SUPPLIED PASSAGE »
○ ○ ○ ○ ○ ○ ○

Seqanswers Leaderboard Ad

Collapse

Announcement

Collapse
No announcement yet.
X
 
  • Filter
  • Time
  • Show
Clear All
new posts

  • Bug of Picard's Markduplicate

    I use Picard's Markduplicates. The version is 1.3. The bam files is obtained using maq2sam-long. Then I sorted it using SortSam.


    When I run
    java -Xmx2g -jar ~/bin/MarkDuplicates.jar TMP_DIR=. I=mapset_withdup_0.bam O=aa.bam METRICS_FILE=cc.txt VALIDATION_STRINGENCY=SILENT

    I got an error as:

    INFO 2010-02-16 14:55:55 MarkDuplicates Start of doWork freeMemory: 8668240; totalMemory: 9109504; maxMemory: 1398145024
    INFO 2010-02-16 14:55:55 MarkDuplicates Reading input file and constructing read end information.
    INFO 2010-02-16 14:55:55 MarkDuplicates Will retain up to 6241718 data points before spilling to disk.
    [Tue Feb 16 14:55:55 GMT 2010] net.sf.picard.sam.MarkDuplicates done.
    Runtime.totalMemory()=108986368
    Exception in thread "main" java.lang.ArrayIndexOutOfBoundsException: -1
    at java.util.ArrayList.get(ArrayList.java:324)
    .....


    If I use
    java -Xmx2g -jar ~/bin/MarkDuplicates.jar TMP_DIR=. I=mapset_withdup_0.bam O=aa.bam METRICS_FILE=cc.txt

    I got an error as
    Exception in thread "main" java.lang.RuntimeException: SAM validation error: ERROR: Record 1, Read name GAII01:5:34:1106:456#0, Mapped mate should have mate reference name

    I checked the file. It is well sorted by coordinate. I can merge the file correctly. But I just can't make markduplicates work.

  • #2
    Originally posted by xiang View Post
    I use Picard's Markduplicates. The version is 1.3. The bam files is obtained using maq2sam-long. Then I sorted it using SortSam.


    When I run
    java -Xmx2g -jar ~/bin/MarkDuplicates.jar TMP_DIR=. I=mapset_withdup_0.bam O=aa.bam METRICS_FILE=cc.txt VALIDATION_STRINGENCY=SILENT

    I got an error as:

    INFO 2010-02-16 14:55:55 MarkDuplicates Start of doWork freeMemory: 8668240; totalMemory: 9109504; maxMemory: 1398145024
    INFO 2010-02-16 14:55:55 MarkDuplicates Reading input file and constructing read end information.

○ ○ ○ ○ ○ ○ ○

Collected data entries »
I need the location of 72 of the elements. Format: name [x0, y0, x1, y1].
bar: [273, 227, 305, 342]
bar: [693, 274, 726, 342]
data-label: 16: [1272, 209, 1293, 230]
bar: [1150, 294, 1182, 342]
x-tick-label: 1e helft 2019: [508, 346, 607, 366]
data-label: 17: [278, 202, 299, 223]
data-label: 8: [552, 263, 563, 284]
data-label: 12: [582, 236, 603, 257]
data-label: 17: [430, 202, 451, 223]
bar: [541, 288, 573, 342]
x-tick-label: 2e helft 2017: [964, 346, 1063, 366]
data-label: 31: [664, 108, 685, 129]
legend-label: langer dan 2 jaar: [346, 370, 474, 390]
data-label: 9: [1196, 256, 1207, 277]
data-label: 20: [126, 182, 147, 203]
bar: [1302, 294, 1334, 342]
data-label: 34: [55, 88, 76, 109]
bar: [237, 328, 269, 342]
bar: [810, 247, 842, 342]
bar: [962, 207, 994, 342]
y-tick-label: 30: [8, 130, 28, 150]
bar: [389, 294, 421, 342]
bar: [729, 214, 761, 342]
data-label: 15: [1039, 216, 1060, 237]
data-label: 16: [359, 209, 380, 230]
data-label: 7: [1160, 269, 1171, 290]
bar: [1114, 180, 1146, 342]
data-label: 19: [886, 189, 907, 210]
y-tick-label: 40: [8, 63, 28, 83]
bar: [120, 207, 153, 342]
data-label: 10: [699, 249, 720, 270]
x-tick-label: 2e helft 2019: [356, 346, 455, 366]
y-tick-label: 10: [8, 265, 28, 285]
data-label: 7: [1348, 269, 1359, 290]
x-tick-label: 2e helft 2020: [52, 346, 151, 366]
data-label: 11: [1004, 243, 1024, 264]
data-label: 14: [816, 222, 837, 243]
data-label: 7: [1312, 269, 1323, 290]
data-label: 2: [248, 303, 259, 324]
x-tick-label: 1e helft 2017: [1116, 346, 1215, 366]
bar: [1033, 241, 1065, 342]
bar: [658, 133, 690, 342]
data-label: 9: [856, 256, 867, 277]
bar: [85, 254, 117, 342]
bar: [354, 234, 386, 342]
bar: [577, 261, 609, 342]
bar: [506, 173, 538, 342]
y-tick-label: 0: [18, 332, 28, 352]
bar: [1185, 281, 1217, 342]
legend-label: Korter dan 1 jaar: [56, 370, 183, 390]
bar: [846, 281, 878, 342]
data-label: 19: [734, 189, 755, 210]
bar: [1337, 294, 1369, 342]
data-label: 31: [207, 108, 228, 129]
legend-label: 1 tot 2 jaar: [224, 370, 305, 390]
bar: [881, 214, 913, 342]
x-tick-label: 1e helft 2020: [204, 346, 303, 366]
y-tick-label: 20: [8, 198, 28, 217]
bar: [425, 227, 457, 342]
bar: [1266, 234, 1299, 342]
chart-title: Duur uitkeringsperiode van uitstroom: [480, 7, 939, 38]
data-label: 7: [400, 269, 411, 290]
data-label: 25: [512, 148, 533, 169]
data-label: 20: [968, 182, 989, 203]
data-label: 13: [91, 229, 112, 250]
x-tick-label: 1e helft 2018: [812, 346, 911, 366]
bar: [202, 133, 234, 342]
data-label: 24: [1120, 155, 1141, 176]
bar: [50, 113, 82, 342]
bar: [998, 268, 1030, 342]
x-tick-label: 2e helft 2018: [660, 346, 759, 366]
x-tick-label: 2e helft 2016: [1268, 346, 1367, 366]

○ ○ ○ ○ ○ ○ ○

Continue the forum thread above about the Picard MarkDuplicates error from the point where it stops.

    INFO 2010-02-16 14:55:55 MarkDuplicates Will retain up to 6241718 data points before spilling to disk.
    [Tue Feb 16 14:55:55 GMT 2010] net.sf.picard.sam.MarkDuplicates done.
    Runtime.totalMemory()=108986368
    Exception in thread "main" java.lang.ArrayIndexOutOfBoundsException: -1
    at java.util.ArrayList.get(ArrayList.java:324)
    .....


    If I use
    java -Xmx2g -jar ~/bin/MarkDuplicates.jar TMP_DIR=. I=mapset_withdup_0.bam O=aa.bam METRICS_FILE=cc.txt

    I got an error as
    Exception in thread "main" java.lang.RuntimeException: SAM validation error: ERROR: Record 1, Read name GAII01:5:34:1106:456#0, Mapped mate should have mate reference name

    I checked the file. It is well sorted by coordinate. I can merge the file correctly. But I just can't make markduplicates work.
    Can you post a smaller representation of the BAM you are trying to use? I suggest you also send this to the picard mailing list.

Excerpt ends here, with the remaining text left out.